--- RECORDS TO PROCESS ---
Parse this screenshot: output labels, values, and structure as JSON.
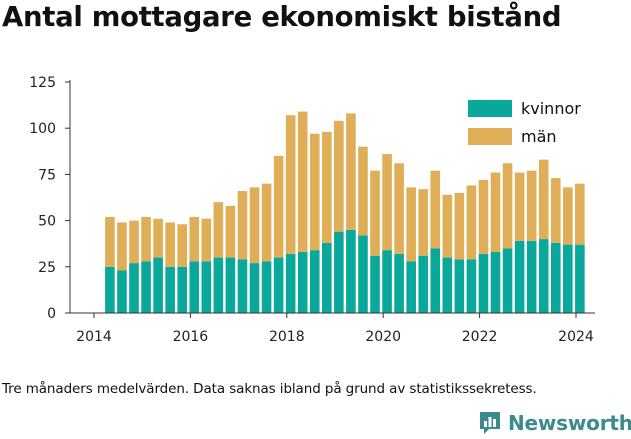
{
  "title": "Antal mottagare ekonomiskt bistånd",
  "footnote": "Tre månaders medelvärden. Data saknas ibland på grund av statistikssekretess.",
  "brand": {
    "name": "Newsworthy",
    "icon": "newsworthy-logo-icon",
    "color": "#3c8a8c"
  },
  "colors": {
    "kvinnor": "#0aa89a",
    "man": "#dfae57",
    "axis": "#333333"
  },
  "chart_data": {
    "type": "bar",
    "stacked": true,
    "grid": false,
    "legend_position": "top-right",
    "ylim": [
      0,
      125
    ],
    "yticks": [
      "0",
      "25",
      "50",
      "75",
      "100",
      "125"
    ],
    "xticks": [
      "2014",
      "2016",
      "2018",
      "2020",
      "2022",
      "2024"
    ],
    "xlim": [
      2014,
      2024.6
    ],
    "x": [
      2014.33,
      2014.58,
      2014.83,
      2015.08,
      2015.33,
      2015.58,
      2015.83,
      2016.08,
      2016.33,
      2016.58,
      2016.83,
      2017.08,
      2017.33,
      2017.58,
      2017.83,
      2018.08,
      2018.33,
      2018.58,
      2018.83,
      2019.08,
      2019.33,
      2019.58,
      2019.83,
      2020.08,
      2020.33,
      2020.58,
      2020.83,
      2021.08,
      2021.33,
      2021.58,
      2021.83,
      2022.08,
      2022.33,
      2022.58,
      2022.83,
      2023.08,
      2023.33,
      2023.58,
      2023.83,
      2024.08
    ],
    "series": [
      {
        "name": "kvinnor",
        "values": [
          25,
          23,
          27,
          28,
          30,
          25,
          25,
          28,
          28,
          30,
          30,
          29,
          27,
          28,
          30,
          32,
          33,
          34,
          38,
          44,
          45,
          42,
          31,
          34,
          32,
          28,
          31,
          35,
          30,
          29,
          29,
          32,
          33,
          35,
          39,
          39,
          40,
          38,
          37,
          37
        ]
      },
      {
        "name": "män",
        "values": [
          27,
          26,
          23,
          24,
          21,
          24,
          23,
          24,
          23,
          30,
          28,
          37,
          41,
          42,
          55,
          75,
          76,
          63,
          60,
          60,
          63,
          48,
          46,
          52,
          49,
          40,
          36,
          42,
          34,
          36,
          40,
          40,
          43,
          46,
          37,
          38,
          43,
          35,
          31,
          33
        ]
      }
    ]
  }
}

--- DESCRIPTION OF THE TASK ---
Quote each record exactly as it stands, minus the pictures.

--- RESPONSE TO THIS TASK ---
Parse this screenshot: output labels, values, and structure as JSON.
{
  "title": "Antal mottagare ekonomiskt bistånd",
  "footnote": "Tre månaders medelvärden. Data saknas ibland på grund av statistikssekretess.",
  "brand": {
    "name": "Newsworthy",
    "icon": "newsworthy-logo-icon",
    "color": "#3c8a8c"
  },
  "colors": {
    "kvinnor": "#0aa89a",
    "man": "#dfae57",
    "axis": "#333333"
  },
  "chart_data": {
    "type": "bar",
    "stacked": true,
    "grid": false,
    "legend_position": "top-right",
    "ylim": [
      0,
      125
    ],
    "yticks": [
      "0",
      "25",
      "50",
      "75",
      "100",
      "125"
    ],
    "xticks": [
      "2014",
      "2016",
      "2018",
      "2020",
      "2022",
      "2024"
    ],
    "xlim": [
      2014,
      2024.6
    ],
    "x": [
      2014.33,
      2014.58,
      2014.83,
      2015.08,
      2015.33,
      2015.58,
      2015.83,
      2016.08,
      2016.33,
      2016.58,
      2016.83,
      2017.08,
      2017.33,
      2017.58,
      2017.83,
      2018.08,
      2018.33,
      2018.58,
      2018.83,
      2019.08,
      2019.33,
      2019.58,
      2019.83,
      2020.08,
      2020.33,
      2020.58,
      2020.83,
      2021.08,
      2021.33,
      2021.58,
      2021.83,
      2022.08,
      2022.33,
      2022.58,
      2022.83,
      2023.08,
      2023.33,
      2023.58,
      2023.83,
      2024.08
    ],
    "series": [
      {
        "name": "kvinnor",
        "values": [
          25,
          23,
          27,
          28,
          30,
          25,
          25,
          28,
          28,
          30,
          30,
          29,
          27,
          28,
          30,
          32,
          33,
          34,
          38,
          44,
          45,
          42,
          31,
          34,
          32,
          28,
          31,
          35,
          30,
          29,
          29,
          32,
          33,
          35,
          39,
          39,
          40,
          38,
          37,
          37
        ]
      },
      {
        "name": "män",
        "values": [
          27,
          26,
          23,
          24,
          21,
          24,
          23,
          24,
          23,
          30,
          28,
          37,
          41,
          42,
          55,
          75,
          76,
          63,
          60,
          60,
          63,
          48,
          46,
          52,
          49,
          40,
          36,
          42,
          34,
          36,
          40,
          40,
          43,
          46,
          37,
          38,
          43,
          35,
          31,
          33
        ]
      }
    ]
  }
}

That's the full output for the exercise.